→ Passagem selecionada
--
Caro amigo,

pois daqui da ilha de Santiago digo-te que é o mesmo. Em muitas coisas Cabo Verde é como Portugal, já to tinha dito, e especialmente naquela técnica fantástica que nós temos de andar a “encanar a perna à rã” durante dias, semanas, meses ou anos e depois, de repente, quando os prazos apertam, dar-nos a fúria de trabalhar. Normalmente desenrascamo-nos. E não digas mal da palavra, até vem no dicionário e tudo!
Enrascar é, segundo esse belo livrinho, o mesmo que “apanhar em rasca ou rede”, lograr, enganar. Mas também pode ser criar dificuldades, fazer cair em cilada, encravilhar, encalacrar-se. Já agora digo-te que encravilhar é por cravelhas a alguém. E o que é uma cravelha? Uma peça com que se retesam as cordas de certos instrumentos musicais para afinação.
Por isso, desculpar-me-ás, desenrascar é um acto do qual nos devemos orgulhar: essa capacidade de sair da rede na qual fomos apanhados, de estarmos a ser enganados mas conseguirmos escapar, de estarmos a cair numa cilada e sairmos dela, de estarmos todos tesinhos que nem uma corda de guitarra e conseguirmos dar alguma folga para respirarmos. E temos nós culpa de viver em países que nos enrascam? Não! Só temos é que desembaraçar-nos, livrar-nos de apuros, sair de dificuldades, ou seja desenrascar-nos.
--
→ Excertos de dados
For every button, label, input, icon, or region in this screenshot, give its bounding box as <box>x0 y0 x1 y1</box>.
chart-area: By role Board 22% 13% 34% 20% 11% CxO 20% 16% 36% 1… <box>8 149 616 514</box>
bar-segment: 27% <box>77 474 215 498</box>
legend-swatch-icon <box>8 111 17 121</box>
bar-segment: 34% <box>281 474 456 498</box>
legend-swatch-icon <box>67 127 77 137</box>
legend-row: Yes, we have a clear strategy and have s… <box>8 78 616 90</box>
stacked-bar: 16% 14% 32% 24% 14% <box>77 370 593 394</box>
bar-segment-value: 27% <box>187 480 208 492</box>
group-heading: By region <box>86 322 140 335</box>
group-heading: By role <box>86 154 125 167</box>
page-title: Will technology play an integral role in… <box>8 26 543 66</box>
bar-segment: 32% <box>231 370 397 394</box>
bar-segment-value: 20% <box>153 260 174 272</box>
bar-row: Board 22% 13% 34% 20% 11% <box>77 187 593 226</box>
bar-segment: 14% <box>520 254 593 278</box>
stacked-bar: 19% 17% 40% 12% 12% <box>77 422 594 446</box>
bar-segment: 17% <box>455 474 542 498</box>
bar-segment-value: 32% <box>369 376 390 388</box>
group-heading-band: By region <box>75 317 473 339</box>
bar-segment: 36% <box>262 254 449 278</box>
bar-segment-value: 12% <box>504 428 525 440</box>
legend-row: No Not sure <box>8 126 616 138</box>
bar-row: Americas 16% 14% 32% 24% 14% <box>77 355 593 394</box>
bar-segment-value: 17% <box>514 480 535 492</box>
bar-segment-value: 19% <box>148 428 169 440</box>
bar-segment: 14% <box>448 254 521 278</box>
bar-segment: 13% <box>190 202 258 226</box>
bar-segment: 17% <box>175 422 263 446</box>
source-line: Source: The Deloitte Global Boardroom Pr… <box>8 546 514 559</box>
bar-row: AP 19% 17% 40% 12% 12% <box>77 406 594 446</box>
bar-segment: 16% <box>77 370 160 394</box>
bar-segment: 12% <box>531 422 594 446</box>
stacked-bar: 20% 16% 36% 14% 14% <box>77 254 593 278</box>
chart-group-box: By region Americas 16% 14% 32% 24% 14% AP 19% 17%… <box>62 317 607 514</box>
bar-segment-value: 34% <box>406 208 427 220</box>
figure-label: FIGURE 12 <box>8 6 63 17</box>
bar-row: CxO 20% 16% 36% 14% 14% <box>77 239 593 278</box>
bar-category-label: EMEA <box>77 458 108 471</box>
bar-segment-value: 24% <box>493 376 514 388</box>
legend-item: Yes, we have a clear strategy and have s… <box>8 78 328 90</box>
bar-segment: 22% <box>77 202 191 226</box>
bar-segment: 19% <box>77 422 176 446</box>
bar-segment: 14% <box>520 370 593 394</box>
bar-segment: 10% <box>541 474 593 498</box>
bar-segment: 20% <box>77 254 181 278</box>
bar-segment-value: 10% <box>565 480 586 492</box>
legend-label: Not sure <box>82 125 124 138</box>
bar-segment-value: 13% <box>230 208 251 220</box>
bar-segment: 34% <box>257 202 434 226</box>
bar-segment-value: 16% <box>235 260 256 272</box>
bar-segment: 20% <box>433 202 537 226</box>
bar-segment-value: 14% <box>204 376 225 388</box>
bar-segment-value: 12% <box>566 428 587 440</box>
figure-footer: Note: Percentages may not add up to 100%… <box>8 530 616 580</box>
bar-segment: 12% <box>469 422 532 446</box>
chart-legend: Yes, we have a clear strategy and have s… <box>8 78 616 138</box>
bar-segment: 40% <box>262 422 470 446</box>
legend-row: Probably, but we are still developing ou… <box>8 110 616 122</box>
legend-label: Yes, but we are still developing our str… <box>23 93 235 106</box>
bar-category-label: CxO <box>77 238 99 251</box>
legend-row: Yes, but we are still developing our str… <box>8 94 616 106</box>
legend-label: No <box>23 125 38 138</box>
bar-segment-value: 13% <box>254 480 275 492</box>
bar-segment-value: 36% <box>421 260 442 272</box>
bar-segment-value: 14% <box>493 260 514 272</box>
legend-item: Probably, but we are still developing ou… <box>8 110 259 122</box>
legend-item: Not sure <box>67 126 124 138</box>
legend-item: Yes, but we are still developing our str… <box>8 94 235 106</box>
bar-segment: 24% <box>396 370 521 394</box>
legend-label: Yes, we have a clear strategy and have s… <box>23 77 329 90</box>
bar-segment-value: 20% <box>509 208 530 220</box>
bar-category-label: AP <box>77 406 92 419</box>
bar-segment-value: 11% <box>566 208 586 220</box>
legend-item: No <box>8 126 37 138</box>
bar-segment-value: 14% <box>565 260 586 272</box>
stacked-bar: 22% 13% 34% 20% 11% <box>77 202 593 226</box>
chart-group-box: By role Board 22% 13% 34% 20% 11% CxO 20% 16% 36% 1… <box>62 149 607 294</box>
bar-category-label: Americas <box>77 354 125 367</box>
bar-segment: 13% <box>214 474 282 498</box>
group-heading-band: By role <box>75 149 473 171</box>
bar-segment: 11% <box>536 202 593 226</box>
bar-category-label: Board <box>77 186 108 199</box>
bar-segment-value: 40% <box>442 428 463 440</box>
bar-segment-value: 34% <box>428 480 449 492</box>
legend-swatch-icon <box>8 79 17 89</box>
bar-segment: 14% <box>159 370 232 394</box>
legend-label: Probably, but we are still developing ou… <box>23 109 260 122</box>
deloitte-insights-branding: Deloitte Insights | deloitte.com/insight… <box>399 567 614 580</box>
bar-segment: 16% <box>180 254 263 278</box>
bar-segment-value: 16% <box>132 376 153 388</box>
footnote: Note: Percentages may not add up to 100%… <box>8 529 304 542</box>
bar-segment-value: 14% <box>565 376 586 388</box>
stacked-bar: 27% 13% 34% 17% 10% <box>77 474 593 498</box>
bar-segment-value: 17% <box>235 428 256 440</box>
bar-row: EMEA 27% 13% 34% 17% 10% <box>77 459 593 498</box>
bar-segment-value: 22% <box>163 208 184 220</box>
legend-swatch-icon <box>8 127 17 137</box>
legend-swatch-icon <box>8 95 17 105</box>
--
→ Instruções
(1) Segundo a carta sobre o desenrascar, o que é uma cravelha?
(2) Retome a carta sobre o desenrascar a partir do ponto em que ela termina.

→ Respostas
(1) Uma peça com que se retesam as cordas de certos instrumentos musicais para afinação.

(2)
Dou-te um exemplo de como Cabo Verde e Portugal são igualmente desenrascados. Aqui na rua que sobe para a Achada de Santo António, da marginal para uma das colinas da Praia, está um numeroso grupo de homens a fazer uma obra desde que eu vim para cá: quatro meses.
Em quatro meses, caro amigo, conseguíram completar um passeio e abrir uma vala para a água passar, quando chover lá para Outubro. Agora, na última semana, parece que tomaram alguma coisa. Uma espécie de Viagra mas para dar vontade de trabalhar. Montaram uma rede, fizeram painéis que estão a ser pintados, pintaram muros. E hoje já vão acelerados, marginal fora, a arranjar tudo.
Eu olho e parece Portugal. No próximo fim-de-semana há aqui um festival musical e naturalmente a Câmara deve ter dito que queria aquilo tudo pronto. E já vês, os homens que andaram por ali este tempo todo encravilhados agora tiveram de se desenrascar.
Mesmo em frente ao meu escritório, dizem-me que desde Dezembro, andam outros que me parecem um bocado encalacrados. Estão a pôr relva sintética num campo de futebol que ao que parece devia estar pronto há três meses. Da relva nem cheiro. Bem… recapitulo… da relva nem cor.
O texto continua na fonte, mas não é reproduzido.